## REQUIRED WORK
Look for "effluent" in the listing below. Gather each line that contains it.

## THE DATA
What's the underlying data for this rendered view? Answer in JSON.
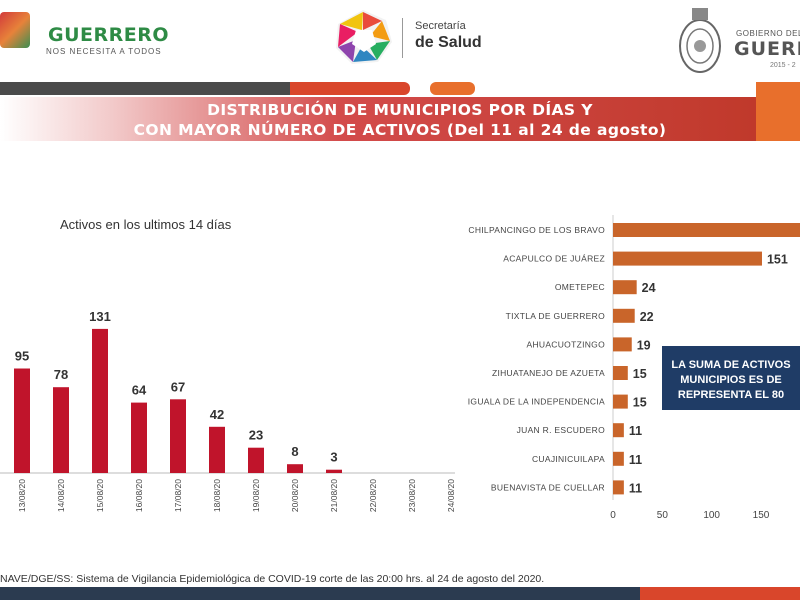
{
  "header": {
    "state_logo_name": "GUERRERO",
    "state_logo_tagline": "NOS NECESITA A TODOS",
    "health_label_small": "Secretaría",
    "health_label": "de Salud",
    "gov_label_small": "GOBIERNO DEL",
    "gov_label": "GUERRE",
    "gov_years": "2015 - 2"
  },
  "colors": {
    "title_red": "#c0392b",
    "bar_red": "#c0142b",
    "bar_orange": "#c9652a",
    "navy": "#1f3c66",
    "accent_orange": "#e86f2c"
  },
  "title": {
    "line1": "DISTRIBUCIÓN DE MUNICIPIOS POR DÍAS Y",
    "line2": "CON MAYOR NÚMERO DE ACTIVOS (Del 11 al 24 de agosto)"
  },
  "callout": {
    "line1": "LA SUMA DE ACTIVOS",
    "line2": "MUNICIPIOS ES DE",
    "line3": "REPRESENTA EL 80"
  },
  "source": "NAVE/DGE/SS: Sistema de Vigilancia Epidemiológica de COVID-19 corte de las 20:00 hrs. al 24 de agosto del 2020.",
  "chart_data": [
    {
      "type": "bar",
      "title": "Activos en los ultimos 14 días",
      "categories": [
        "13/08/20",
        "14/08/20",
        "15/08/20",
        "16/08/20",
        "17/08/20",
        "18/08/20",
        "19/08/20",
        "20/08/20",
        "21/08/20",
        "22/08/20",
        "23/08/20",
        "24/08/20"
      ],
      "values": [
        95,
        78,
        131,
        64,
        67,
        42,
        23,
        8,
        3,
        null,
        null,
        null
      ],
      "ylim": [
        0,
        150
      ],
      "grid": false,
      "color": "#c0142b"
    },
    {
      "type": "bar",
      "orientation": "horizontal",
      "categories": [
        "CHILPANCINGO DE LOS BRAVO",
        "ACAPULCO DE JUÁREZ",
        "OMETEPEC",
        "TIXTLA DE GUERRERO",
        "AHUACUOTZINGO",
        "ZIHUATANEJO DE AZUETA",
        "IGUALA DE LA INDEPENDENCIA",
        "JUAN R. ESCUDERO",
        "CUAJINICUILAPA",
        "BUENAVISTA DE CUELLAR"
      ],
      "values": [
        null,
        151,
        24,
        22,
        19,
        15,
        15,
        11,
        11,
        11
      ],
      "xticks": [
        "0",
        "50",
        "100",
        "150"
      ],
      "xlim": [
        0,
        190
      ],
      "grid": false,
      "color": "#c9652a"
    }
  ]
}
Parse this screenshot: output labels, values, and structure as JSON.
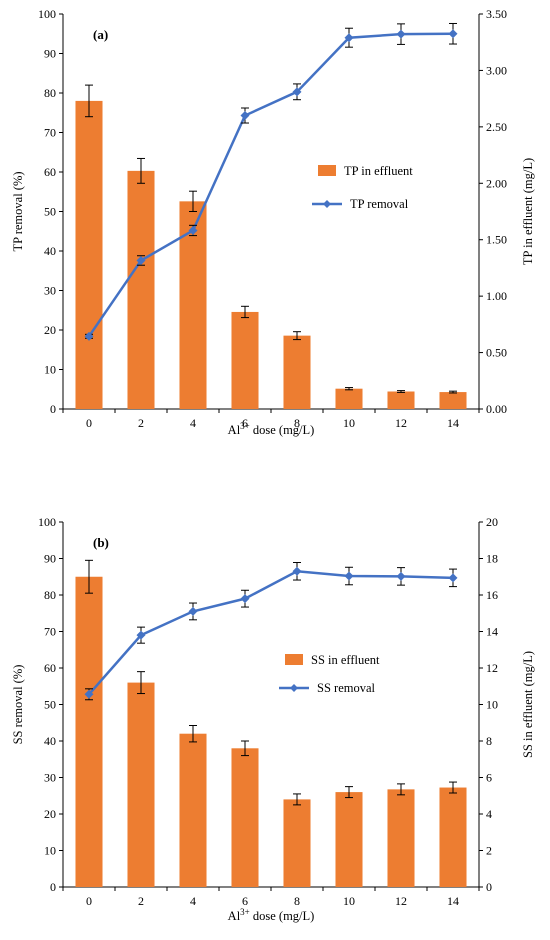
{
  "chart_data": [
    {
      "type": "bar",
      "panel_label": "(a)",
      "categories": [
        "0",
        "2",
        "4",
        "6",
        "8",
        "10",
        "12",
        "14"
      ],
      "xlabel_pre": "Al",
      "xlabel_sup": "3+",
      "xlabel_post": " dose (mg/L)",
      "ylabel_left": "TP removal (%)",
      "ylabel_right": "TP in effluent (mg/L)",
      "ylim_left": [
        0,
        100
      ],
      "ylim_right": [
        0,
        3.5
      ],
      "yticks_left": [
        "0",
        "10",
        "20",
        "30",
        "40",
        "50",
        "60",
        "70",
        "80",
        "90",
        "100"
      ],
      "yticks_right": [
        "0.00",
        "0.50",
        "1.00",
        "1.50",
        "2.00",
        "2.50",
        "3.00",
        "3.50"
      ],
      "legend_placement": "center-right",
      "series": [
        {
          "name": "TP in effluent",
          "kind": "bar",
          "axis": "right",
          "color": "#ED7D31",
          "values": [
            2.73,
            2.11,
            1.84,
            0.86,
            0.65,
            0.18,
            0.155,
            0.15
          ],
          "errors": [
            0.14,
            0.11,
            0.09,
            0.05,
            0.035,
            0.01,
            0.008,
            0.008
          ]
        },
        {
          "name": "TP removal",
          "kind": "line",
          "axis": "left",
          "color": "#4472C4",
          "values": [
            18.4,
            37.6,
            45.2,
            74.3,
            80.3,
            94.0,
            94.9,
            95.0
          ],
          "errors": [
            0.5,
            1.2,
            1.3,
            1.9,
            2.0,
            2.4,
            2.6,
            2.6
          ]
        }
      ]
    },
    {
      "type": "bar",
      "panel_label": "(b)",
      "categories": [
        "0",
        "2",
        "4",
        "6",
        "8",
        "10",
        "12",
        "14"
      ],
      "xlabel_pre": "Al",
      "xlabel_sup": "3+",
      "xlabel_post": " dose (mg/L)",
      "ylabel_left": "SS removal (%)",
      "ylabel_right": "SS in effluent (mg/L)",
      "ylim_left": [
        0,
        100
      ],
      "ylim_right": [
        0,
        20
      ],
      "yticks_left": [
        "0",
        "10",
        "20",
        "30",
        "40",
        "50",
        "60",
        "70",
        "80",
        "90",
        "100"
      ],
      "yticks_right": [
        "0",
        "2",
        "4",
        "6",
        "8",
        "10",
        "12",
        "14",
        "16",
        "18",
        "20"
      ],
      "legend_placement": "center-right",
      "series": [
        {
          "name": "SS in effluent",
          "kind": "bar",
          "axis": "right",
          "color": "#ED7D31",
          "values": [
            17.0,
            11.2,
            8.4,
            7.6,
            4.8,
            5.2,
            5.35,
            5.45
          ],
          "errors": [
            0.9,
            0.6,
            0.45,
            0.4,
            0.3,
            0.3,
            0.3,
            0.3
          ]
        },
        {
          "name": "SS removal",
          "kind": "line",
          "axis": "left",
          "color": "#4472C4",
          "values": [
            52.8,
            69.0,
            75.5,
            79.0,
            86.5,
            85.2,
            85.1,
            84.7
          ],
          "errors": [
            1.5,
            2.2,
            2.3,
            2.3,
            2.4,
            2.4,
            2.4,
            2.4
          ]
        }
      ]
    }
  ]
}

## ANSWER
      "ylabel_right": "TP in effluent (mg/L)",
          "name": "TP in effluent",
      "ylabel_right": "SS in effluent (mg/L)",
          "name": "SS in effluent",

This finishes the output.